Work through the data line by line, gathering every line that has the word "Alves".

##### Data provided #####

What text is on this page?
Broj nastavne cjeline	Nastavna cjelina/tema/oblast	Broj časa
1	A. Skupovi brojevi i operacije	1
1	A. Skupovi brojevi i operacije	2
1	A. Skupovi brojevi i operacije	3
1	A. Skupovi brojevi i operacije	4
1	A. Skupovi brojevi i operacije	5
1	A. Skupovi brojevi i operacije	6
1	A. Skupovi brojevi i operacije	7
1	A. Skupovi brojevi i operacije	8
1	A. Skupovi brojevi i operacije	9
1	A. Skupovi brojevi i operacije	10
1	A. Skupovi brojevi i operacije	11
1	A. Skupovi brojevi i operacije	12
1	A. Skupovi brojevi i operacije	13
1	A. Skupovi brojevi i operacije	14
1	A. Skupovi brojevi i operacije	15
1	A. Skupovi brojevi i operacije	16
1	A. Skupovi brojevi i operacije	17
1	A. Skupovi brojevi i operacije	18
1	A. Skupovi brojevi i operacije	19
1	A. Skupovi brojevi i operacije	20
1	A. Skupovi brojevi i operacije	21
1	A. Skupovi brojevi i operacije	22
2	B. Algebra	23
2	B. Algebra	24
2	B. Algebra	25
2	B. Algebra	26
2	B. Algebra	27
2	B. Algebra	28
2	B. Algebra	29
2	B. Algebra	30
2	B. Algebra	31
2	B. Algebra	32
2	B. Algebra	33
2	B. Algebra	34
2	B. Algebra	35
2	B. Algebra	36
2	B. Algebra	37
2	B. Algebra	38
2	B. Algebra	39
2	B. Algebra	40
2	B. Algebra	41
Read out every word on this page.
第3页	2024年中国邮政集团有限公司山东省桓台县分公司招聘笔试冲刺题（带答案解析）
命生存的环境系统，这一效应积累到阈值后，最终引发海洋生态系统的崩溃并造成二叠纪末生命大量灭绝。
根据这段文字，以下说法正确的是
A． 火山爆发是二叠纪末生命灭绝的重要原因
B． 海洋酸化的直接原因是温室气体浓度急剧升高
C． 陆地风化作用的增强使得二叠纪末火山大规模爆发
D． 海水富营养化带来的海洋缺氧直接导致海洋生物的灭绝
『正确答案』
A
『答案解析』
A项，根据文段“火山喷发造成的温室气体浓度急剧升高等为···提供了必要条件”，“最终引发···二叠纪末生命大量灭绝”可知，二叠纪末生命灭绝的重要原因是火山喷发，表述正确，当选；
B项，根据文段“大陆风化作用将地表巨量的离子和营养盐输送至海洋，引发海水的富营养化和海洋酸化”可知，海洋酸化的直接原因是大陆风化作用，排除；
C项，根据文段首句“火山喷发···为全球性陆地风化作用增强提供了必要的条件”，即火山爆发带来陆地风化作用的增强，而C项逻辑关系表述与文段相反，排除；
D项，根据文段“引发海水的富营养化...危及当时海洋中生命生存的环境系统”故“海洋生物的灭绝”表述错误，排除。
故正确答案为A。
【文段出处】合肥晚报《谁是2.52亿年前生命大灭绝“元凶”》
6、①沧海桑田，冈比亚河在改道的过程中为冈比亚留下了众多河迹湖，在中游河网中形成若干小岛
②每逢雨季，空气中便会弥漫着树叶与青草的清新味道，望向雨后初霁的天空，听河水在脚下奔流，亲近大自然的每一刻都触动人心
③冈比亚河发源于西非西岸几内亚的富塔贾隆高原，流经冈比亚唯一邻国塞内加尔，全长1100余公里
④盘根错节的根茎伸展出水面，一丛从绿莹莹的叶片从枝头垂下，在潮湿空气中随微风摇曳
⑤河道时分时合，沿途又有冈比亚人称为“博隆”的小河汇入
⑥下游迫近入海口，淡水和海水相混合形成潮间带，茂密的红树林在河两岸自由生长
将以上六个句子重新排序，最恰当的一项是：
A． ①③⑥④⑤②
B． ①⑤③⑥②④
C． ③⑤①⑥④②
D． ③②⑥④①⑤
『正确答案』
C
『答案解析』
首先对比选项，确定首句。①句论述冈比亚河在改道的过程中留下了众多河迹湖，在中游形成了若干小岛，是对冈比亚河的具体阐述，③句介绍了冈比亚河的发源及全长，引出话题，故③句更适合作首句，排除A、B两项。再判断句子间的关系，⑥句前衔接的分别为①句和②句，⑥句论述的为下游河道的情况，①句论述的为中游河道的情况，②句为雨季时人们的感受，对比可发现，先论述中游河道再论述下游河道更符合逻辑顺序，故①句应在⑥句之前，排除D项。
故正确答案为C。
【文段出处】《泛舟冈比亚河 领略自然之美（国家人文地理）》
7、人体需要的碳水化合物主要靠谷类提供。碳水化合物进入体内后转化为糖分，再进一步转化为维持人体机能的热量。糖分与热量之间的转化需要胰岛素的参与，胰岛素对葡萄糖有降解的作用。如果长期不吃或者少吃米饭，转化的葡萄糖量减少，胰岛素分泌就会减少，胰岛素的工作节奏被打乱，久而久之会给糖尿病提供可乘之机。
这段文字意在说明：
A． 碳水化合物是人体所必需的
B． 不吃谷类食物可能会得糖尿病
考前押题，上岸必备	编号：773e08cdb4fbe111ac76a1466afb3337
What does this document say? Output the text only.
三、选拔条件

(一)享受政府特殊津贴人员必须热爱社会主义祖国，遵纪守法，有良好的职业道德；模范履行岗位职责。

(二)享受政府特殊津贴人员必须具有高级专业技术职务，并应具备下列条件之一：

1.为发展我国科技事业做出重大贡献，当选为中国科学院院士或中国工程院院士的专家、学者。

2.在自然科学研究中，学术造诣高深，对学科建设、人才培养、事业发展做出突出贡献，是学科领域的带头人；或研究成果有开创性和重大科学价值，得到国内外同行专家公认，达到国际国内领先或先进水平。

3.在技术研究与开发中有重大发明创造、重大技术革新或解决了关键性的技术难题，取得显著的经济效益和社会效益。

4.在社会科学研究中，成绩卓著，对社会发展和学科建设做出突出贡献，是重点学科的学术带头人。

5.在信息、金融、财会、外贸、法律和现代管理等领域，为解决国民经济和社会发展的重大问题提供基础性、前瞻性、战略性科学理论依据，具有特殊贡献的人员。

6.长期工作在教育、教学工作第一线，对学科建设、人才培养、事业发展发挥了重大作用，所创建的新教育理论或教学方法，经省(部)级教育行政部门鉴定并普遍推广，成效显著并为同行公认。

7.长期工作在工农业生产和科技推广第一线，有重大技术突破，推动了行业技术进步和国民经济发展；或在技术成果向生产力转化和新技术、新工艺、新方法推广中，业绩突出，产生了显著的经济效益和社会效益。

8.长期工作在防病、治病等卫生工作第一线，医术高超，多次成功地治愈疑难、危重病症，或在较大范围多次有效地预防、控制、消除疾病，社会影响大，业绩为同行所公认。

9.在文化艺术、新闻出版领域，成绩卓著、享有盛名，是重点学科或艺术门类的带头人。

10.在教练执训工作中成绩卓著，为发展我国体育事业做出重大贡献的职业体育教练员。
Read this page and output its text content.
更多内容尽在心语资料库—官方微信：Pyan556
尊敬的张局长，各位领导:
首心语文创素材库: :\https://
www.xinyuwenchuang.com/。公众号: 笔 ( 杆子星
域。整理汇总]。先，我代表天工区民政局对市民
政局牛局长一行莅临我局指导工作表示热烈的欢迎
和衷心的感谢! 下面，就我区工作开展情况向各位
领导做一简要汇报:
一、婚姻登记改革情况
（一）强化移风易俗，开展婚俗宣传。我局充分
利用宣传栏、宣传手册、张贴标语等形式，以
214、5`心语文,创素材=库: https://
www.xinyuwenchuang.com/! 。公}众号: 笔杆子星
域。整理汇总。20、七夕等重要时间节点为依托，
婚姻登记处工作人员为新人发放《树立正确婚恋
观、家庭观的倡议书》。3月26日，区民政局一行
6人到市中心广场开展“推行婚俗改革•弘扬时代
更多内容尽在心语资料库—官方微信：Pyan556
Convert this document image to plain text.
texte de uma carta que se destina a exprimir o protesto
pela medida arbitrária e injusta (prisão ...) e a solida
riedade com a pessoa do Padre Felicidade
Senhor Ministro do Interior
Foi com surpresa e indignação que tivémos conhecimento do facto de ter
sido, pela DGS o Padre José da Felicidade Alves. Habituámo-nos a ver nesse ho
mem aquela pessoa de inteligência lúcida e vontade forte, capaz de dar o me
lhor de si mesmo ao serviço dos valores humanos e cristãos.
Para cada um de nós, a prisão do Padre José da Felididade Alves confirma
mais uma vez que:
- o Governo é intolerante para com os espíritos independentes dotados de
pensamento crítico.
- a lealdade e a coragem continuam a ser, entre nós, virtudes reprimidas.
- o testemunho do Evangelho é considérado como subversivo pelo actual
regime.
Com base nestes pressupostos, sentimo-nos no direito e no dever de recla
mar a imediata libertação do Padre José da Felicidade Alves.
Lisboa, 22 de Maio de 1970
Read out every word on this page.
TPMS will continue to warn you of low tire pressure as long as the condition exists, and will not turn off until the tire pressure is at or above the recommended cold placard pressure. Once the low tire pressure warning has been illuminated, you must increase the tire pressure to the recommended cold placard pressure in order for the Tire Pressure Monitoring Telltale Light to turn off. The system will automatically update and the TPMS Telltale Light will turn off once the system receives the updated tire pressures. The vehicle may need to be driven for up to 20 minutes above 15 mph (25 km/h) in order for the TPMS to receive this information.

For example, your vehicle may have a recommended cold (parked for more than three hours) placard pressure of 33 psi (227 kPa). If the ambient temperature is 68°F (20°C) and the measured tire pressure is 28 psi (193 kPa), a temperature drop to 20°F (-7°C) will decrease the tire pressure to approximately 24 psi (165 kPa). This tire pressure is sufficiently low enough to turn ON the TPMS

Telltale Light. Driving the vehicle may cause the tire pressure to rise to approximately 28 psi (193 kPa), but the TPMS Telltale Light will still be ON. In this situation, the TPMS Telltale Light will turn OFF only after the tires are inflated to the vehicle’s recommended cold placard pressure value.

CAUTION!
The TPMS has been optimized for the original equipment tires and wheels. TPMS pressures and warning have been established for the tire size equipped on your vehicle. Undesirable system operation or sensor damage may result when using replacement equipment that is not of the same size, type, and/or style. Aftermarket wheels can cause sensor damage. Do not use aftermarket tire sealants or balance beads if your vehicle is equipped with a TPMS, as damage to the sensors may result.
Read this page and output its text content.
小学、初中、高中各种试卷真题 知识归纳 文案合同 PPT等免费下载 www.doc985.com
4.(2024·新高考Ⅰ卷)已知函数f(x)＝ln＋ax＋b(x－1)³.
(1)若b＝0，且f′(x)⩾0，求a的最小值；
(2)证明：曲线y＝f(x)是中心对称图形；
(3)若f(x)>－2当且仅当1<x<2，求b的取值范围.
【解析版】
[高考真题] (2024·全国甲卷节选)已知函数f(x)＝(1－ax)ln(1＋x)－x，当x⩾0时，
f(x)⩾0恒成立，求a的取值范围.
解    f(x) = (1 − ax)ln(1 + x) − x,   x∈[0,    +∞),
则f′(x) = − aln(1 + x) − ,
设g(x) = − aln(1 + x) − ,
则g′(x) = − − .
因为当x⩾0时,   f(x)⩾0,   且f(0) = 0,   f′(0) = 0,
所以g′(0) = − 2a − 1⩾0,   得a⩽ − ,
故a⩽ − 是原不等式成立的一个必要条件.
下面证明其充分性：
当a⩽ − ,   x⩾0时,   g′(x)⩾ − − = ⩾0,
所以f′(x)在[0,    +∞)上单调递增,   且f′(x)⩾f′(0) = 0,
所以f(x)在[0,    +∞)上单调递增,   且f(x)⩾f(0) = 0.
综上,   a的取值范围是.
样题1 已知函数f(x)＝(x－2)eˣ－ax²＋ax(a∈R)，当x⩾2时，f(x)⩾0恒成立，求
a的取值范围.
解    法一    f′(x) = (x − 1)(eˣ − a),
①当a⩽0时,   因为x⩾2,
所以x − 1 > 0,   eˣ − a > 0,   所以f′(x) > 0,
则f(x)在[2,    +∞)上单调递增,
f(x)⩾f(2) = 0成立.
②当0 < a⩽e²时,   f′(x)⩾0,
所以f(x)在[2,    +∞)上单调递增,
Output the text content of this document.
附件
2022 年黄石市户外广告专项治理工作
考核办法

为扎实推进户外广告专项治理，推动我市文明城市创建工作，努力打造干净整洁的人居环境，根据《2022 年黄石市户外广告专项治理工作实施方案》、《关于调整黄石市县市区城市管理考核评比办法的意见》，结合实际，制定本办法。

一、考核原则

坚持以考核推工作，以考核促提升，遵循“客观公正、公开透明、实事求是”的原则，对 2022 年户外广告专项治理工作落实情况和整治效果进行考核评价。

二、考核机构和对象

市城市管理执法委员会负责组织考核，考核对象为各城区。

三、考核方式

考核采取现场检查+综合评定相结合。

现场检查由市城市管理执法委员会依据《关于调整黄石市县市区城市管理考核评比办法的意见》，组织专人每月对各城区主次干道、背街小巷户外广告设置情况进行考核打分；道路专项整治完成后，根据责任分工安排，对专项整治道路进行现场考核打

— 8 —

#####

• [Full solution]:
sido, pela DGS o Padre José da Felicidade Alves. Habituámo-nos a ver nesse ho
Para cada um de nós, a prisão do Padre José da Felididade Alves confirma
mar a imediata libertação do Padre José da Felicidade Alves.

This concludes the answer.